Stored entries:

#####

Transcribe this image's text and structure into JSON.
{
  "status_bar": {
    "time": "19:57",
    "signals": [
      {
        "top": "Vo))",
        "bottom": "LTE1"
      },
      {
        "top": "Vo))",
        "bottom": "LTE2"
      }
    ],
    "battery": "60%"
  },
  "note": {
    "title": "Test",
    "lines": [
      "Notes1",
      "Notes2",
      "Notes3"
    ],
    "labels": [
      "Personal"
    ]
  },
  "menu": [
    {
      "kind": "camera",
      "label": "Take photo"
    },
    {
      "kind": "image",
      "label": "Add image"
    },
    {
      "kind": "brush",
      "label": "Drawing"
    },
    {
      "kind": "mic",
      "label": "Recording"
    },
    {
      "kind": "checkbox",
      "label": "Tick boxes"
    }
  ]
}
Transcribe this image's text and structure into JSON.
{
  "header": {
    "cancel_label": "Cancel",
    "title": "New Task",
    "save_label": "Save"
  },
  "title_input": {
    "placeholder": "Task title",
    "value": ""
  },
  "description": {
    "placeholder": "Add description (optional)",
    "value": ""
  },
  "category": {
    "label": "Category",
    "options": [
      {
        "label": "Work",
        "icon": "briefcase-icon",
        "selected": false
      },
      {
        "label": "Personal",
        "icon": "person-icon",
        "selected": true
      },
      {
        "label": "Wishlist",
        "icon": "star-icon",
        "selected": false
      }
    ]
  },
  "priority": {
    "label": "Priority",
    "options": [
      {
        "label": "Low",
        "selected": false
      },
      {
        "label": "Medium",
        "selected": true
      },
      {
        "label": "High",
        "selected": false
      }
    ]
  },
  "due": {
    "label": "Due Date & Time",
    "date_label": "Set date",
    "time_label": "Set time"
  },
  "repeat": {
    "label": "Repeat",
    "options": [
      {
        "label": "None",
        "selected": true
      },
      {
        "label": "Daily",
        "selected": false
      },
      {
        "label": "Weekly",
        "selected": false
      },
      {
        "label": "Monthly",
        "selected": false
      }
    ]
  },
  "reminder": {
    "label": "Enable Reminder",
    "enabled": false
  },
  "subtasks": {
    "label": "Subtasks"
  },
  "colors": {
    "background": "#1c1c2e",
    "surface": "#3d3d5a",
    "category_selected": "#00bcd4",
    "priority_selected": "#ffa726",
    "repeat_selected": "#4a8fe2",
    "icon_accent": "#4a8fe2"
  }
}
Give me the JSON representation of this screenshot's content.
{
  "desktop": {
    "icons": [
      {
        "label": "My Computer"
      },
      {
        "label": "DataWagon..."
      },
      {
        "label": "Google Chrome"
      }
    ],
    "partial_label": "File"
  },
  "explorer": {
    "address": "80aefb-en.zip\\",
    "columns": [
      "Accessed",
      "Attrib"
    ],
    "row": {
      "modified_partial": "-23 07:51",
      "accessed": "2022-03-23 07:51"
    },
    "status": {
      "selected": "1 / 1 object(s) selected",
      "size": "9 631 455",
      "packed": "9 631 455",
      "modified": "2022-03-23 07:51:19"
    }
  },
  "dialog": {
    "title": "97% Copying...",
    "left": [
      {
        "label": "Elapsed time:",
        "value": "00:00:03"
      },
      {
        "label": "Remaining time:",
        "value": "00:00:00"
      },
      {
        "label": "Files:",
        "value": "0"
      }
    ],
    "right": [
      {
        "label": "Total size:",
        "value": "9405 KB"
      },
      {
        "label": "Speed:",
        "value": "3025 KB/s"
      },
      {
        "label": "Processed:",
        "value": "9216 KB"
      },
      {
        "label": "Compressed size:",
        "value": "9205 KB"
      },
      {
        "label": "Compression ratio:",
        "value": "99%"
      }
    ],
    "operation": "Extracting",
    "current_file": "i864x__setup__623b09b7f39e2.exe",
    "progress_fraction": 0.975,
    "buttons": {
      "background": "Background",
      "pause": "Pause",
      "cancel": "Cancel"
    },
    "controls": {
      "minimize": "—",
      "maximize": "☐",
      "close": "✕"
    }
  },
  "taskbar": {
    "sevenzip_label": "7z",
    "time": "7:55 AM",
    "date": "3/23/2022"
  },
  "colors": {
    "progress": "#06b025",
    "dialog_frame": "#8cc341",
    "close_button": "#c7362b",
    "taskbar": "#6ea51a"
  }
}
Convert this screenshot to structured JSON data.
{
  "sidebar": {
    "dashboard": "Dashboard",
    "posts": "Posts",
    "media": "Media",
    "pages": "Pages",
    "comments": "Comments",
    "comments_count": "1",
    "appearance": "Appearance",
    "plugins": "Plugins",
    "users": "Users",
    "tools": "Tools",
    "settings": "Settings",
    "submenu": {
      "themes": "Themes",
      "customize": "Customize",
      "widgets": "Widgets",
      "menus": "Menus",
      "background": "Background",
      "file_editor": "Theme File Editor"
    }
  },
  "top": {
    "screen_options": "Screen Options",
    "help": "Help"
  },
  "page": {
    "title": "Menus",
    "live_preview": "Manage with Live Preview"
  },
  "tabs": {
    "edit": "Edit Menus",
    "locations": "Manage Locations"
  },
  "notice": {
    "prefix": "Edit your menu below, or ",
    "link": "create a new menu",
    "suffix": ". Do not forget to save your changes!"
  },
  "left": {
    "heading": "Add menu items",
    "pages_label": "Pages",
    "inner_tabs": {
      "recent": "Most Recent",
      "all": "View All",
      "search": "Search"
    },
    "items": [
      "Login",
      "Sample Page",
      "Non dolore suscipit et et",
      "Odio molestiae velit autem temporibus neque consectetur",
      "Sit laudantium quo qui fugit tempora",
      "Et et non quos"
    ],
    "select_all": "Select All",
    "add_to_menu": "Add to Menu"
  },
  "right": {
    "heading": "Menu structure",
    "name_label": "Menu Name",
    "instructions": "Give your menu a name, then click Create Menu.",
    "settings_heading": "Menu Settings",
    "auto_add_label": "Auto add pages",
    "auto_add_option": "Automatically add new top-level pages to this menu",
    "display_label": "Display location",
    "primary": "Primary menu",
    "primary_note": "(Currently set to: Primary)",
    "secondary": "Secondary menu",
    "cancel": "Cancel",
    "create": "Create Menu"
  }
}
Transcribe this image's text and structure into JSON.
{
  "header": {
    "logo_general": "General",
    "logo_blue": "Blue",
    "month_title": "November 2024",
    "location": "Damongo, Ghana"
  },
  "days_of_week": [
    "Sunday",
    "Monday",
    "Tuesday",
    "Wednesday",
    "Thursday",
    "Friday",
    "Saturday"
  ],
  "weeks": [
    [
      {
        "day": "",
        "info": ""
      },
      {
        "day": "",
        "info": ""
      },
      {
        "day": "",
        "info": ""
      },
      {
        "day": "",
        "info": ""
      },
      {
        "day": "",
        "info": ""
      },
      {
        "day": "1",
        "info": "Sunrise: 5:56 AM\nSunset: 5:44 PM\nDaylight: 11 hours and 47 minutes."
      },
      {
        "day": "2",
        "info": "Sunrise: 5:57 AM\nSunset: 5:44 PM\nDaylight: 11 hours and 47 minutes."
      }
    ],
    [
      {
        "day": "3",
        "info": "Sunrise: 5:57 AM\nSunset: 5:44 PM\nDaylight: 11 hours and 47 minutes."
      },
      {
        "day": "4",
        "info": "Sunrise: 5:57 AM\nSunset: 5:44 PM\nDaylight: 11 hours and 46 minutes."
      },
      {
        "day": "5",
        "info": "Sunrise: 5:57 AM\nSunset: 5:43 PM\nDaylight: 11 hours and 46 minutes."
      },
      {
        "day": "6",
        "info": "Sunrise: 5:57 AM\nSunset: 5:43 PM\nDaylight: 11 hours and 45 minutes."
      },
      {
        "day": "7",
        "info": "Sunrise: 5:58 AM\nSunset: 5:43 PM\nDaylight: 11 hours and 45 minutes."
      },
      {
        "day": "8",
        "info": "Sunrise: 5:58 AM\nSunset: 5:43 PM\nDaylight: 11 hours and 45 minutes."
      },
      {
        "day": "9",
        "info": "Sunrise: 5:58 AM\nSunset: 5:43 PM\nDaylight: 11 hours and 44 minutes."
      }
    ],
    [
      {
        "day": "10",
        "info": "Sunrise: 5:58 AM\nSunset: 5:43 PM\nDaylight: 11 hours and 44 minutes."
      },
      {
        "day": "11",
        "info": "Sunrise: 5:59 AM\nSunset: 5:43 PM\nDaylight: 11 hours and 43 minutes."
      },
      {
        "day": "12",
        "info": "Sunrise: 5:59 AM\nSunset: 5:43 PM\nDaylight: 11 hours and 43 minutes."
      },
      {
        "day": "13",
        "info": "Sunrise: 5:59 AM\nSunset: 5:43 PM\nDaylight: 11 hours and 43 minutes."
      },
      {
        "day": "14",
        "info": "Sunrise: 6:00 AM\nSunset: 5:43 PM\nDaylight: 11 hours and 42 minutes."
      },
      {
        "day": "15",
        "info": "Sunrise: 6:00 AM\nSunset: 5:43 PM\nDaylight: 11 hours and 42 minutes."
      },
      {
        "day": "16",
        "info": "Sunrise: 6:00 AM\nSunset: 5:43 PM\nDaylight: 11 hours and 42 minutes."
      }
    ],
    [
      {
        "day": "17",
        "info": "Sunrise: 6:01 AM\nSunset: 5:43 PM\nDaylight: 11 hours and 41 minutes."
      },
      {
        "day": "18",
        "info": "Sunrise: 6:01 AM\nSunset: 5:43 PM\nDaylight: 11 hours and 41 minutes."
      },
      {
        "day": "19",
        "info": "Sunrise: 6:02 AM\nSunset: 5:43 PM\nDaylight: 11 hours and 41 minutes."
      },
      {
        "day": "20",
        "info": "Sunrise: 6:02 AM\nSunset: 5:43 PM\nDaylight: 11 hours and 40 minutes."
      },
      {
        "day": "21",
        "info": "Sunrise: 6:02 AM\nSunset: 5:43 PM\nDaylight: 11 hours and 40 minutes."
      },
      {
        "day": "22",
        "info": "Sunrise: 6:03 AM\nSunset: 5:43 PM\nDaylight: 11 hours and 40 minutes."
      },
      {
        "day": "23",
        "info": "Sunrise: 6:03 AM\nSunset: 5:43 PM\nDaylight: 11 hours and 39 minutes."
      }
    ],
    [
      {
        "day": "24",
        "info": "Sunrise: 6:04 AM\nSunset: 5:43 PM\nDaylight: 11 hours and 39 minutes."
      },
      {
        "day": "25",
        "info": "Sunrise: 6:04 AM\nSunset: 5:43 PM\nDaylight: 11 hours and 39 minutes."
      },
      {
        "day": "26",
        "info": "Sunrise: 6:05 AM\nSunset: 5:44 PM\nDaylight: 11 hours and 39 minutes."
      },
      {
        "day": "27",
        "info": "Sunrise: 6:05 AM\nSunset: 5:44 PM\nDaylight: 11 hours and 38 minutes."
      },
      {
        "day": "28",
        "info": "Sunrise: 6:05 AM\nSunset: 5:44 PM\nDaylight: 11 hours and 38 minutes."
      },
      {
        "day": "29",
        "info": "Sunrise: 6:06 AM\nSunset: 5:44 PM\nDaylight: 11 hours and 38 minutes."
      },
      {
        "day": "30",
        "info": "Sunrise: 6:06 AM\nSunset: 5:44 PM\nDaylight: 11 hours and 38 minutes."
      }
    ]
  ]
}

#####

__Exercise requirements__
Scan the data above and copy every line with "value" in it.

__Right answer__
    "value": ""
    "value": ""
        "value": "00:00:03"
        "value": "00:00:00"
        "value": "0"
        "value": "9405 KB"
        "value": "3025 KB/s"
        "value": "9216 KB"
        "value": "9205 KB"
        "value": "99%"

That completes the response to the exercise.